EXERCISE AIM |
Look through the data below and work out how many lines contain the string "marker". Give the number alone.

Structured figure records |
--- begin ---
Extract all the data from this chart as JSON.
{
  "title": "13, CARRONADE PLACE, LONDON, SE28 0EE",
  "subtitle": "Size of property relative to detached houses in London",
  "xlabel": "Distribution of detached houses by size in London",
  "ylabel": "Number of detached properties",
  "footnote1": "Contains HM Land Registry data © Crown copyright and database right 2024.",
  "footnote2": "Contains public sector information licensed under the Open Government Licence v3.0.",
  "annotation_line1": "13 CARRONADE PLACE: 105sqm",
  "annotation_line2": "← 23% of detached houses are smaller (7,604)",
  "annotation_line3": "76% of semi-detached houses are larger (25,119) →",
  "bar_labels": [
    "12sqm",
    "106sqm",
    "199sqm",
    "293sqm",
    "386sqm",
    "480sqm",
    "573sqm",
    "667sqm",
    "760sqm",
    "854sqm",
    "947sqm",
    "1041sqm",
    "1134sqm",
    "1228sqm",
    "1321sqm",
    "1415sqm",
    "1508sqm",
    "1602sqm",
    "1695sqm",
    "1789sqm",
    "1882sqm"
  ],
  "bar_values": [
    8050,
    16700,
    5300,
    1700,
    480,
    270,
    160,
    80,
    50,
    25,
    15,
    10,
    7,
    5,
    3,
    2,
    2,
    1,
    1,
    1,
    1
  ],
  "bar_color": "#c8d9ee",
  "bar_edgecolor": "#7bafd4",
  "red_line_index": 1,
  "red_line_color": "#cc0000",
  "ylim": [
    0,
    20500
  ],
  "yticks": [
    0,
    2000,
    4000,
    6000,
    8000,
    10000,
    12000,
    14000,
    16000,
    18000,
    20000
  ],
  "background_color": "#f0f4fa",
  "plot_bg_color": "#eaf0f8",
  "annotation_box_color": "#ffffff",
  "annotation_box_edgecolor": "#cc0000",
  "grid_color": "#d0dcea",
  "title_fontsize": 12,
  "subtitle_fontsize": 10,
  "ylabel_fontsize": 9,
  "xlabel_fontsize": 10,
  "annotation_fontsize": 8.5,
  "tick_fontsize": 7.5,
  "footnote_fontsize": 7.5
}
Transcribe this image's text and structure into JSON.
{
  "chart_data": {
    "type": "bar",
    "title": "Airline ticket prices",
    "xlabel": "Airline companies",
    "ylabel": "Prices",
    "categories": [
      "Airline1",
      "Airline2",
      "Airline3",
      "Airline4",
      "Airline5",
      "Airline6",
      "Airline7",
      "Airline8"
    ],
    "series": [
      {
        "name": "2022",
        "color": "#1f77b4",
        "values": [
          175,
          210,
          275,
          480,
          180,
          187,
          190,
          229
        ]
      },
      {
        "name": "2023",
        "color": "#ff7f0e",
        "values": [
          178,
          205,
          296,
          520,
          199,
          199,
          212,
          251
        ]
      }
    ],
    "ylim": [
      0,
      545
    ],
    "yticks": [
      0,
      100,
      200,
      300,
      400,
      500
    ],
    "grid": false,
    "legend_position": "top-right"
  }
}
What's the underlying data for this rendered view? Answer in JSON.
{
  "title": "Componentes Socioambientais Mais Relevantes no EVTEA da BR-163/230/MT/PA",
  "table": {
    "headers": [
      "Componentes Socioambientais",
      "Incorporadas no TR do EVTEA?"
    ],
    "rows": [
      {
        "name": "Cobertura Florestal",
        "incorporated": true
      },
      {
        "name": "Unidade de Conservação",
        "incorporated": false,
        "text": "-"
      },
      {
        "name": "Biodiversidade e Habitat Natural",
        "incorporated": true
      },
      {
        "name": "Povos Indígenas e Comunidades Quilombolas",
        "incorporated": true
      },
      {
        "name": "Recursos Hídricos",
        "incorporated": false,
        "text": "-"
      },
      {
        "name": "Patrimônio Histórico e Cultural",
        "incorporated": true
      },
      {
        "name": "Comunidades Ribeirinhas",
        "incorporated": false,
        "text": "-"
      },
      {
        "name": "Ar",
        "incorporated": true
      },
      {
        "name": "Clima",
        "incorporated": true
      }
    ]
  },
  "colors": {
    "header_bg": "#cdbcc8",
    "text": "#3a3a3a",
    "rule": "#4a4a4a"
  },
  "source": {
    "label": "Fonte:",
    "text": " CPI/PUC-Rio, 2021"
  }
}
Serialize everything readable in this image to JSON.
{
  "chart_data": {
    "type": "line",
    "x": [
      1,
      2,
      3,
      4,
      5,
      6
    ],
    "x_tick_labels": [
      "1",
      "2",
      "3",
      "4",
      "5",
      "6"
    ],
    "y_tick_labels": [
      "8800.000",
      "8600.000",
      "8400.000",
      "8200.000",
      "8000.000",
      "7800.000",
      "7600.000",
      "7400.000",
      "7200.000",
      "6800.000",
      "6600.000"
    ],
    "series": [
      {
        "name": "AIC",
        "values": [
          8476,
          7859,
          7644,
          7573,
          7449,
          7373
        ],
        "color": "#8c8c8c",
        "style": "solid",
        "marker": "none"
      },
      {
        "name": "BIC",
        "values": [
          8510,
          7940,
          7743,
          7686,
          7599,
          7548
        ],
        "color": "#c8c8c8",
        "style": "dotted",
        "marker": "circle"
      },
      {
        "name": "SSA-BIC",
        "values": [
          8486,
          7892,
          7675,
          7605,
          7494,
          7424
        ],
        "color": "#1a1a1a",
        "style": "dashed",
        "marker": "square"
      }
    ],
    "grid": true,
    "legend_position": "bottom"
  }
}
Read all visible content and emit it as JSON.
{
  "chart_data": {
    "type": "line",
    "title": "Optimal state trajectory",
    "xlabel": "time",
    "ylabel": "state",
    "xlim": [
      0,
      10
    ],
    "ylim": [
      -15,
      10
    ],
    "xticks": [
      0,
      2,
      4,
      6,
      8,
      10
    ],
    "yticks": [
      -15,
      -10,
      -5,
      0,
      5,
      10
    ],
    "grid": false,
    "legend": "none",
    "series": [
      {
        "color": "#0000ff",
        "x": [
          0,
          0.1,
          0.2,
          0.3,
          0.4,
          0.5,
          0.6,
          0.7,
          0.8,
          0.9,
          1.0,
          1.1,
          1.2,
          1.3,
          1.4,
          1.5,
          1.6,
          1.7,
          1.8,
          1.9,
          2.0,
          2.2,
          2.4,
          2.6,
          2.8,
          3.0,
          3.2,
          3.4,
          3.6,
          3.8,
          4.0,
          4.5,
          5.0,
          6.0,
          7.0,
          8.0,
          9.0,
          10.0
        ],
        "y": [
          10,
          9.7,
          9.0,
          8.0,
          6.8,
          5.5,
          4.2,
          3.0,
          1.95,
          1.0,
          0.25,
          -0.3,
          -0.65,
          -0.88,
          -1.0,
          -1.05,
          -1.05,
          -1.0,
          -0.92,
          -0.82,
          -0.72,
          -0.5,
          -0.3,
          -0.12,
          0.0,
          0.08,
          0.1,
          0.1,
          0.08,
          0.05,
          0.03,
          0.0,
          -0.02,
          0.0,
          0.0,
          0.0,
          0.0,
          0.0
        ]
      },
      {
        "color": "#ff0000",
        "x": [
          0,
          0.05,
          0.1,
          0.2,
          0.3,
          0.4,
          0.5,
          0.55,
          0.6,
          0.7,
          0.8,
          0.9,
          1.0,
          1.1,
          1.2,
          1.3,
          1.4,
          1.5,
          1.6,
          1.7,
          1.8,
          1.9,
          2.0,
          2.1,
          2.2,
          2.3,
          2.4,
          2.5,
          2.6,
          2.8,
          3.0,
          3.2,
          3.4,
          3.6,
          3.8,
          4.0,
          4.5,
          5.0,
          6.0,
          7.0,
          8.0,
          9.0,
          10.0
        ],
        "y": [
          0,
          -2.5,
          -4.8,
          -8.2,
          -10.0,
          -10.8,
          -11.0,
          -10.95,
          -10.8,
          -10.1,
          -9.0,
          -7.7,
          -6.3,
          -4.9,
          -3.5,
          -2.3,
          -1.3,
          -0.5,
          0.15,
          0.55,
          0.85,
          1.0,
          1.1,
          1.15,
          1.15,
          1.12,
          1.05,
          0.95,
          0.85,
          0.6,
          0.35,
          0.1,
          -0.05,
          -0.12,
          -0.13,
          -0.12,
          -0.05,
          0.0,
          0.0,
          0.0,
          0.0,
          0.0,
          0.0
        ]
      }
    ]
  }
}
--- end ---
OUTPUT BELOW |
3